EXERCISE INSTRUCTIONS
Output every line of the data exactly as it appears.

-- Start of DATA SECTION --

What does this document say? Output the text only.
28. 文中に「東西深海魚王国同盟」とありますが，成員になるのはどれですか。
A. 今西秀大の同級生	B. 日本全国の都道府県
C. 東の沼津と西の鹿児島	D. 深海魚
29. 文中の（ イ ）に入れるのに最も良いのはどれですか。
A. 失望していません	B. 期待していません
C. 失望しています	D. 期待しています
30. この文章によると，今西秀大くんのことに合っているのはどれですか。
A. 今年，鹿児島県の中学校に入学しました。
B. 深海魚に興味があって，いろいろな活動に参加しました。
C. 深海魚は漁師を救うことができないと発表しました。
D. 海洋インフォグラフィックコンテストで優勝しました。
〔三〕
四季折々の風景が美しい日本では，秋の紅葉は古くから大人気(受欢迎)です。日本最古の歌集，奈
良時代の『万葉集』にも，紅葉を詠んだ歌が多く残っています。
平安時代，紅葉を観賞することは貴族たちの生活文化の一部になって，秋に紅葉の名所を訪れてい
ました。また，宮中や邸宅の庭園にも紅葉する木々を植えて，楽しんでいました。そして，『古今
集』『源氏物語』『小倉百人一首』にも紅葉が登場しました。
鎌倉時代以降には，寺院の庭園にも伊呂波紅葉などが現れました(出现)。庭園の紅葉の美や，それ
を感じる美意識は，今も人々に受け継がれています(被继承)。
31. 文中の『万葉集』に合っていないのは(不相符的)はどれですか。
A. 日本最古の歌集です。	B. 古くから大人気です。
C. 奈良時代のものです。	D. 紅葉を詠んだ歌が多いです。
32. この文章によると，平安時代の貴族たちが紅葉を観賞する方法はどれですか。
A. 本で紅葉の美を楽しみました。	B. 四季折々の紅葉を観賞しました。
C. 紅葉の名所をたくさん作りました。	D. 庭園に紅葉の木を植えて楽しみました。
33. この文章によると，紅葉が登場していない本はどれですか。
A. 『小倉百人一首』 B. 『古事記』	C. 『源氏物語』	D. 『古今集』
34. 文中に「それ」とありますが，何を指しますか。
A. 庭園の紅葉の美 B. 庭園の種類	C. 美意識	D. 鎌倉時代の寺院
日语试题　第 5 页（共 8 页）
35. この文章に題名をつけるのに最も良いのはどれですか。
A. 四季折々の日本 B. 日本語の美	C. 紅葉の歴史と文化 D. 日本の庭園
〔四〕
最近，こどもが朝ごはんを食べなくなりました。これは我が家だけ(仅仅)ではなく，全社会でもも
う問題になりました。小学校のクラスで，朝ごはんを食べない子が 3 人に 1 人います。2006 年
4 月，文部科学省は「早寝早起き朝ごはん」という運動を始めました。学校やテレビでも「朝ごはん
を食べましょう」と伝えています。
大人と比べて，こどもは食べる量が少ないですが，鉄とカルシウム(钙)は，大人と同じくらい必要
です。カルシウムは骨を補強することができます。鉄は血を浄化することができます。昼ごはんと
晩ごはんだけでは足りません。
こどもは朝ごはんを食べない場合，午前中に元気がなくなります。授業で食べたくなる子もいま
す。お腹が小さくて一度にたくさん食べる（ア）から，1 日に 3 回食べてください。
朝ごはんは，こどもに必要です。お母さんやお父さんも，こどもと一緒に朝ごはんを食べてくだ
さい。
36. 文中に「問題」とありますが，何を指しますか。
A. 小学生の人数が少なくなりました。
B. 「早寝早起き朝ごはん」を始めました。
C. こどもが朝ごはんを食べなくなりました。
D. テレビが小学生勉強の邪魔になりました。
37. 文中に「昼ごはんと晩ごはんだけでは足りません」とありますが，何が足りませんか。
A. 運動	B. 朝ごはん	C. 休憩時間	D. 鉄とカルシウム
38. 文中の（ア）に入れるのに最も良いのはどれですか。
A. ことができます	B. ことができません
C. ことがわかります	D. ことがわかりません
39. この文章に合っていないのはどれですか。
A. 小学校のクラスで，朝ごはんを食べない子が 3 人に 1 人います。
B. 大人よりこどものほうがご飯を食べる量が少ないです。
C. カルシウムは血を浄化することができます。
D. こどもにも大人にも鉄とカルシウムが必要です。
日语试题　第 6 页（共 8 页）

-- End of DATA SECTION --

ANSWER TO THIS PROBLEM
What does this document say? Output the text only.
28. 文中に「東西深海魚王国同盟」とありますが，成員になるのはどれですか。
A. 今西秀大の同級生	B. 日本全国の都道府県
C. 東の沼津と西の鹿児島	D. 深海魚
29. 文中の（ イ ）に入れるのに最も良いのはどれですか。
A. 失望していません	B. 期待していません
C. 失望しています	D. 期待しています
30. この文章によると，今西秀大くんのことに合っているのはどれですか。
A. 今年，鹿児島県の中学校に入学しました。
B. 深海魚に興味があって，いろいろな活動に参加しました。
C. 深海魚は漁師を救うことができないと発表しました。
D. 海洋インフォグラフィックコンテストで優勝しました。
〔三〕
四季折々の風景が美しい日本では，秋の紅葉は古くから大人気(受欢迎)です。日本最古の歌集，奈
良時代の『万葉集』にも，紅葉を詠んだ歌が多く残っています。
平安時代，紅葉を観賞することは貴族たちの生活文化の一部になって，秋に紅葉の名所を訪れてい
ました。また，宮中や邸宅の庭園にも紅葉する木々を植えて，楽しんでいました。そして，『古今
集』『源氏物語』『小倉百人一首』にも紅葉が登場しました。
鎌倉時代以降には，寺院の庭園にも伊呂波紅葉などが現れました(出现)。庭園の紅葉の美や，それ
を感じる美意識は，今も人々に受け継がれています(被继承)。
31. 文中の『万葉集』に合っていないのは(不相符的)はどれですか。
A. 日本最古の歌集です。	B. 古くから大人気です。
C. 奈良時代のものです。	D. 紅葉を詠んだ歌が多いです。
32. この文章によると，平安時代の貴族たちが紅葉を観賞する方法はどれですか。
A. 本で紅葉の美を楽しみました。	B. 四季折々の紅葉を観賞しました。
C. 紅葉の名所をたくさん作りました。	D. 庭園に紅葉の木を植えて楽しみました。
33. この文章によると，紅葉が登場していない本はどれですか。
A. 『小倉百人一首』 B. 『古事記』	C. 『源氏物語』	D. 『古今集』
34. 文中に「それ」とありますが，何を指しますか。
A. 庭園の紅葉の美 B. 庭園の種類	C. 美意識	D. 鎌倉時代の寺院
日语试题　第 5 页（共 8 页）
35. この文章に題名をつけるのに最も良いのはどれですか。
A. 四季折々の日本 B. 日本語の美	C. 紅葉の歴史と文化 D. 日本の庭園
〔四〕
最近，こどもが朝ごはんを食べなくなりました。これは我が家だけ(仅仅)ではなく，全社会でもも
う問題になりました。小学校のクラスで，朝ごはんを食べない子が 3 人に 1 人います。2006 年
4 月，文部科学省は「早寝早起き朝ごはん」という運動を始めました。学校やテレビでも「朝ごはん
を食べましょう」と伝えています。
大人と比べて，こどもは食べる量が少ないですが，鉄とカルシウム(钙)は，大人と同じくらい必要
です。カルシウムは骨を補強することができます。鉄は血を浄化することができます。昼ごはんと
晩ごはんだけでは足りません。
こどもは朝ごはんを食べない場合，午前中に元気がなくなります。授業で食べたくなる子もいま
す。お腹が小さくて一度にたくさん食べる（ア）から，1 日に 3 回食べてください。
朝ごはんは，こどもに必要です。お母さんやお父さんも，こどもと一緒に朝ごはんを食べてくだ
さい。
36. 文中に「問題」とありますが，何を指しますか。
A. 小学生の人数が少なくなりました。
B. 「早寝早起き朝ごはん」を始めました。
C. こどもが朝ごはんを食べなくなりました。
D. テレビが小学生勉強の邪魔になりました。
37. 文中に「昼ごはんと晩ごはんだけでは足りません」とありますが，何が足りませんか。
A. 運動	B. 朝ごはん	C. 休憩時間	D. 鉄とカルシウム
38. 文中の（ア）に入れるのに最も良いのはどれですか。
A. ことができます	B. ことができません
C. ことがわかります	D. ことがわかりません
39. この文章に合っていないのはどれですか。
A. 小学校のクラスで，朝ごはんを食べない子が 3 人に 1 人います。
B. 大人よりこどものほうがご飯を食べる量が少ないです。
C. カルシウムは血を浄化することができます。
D. こどもにも大人にも鉄とカルシウムが必要です。
日语试题　第 6 页（共 8 页）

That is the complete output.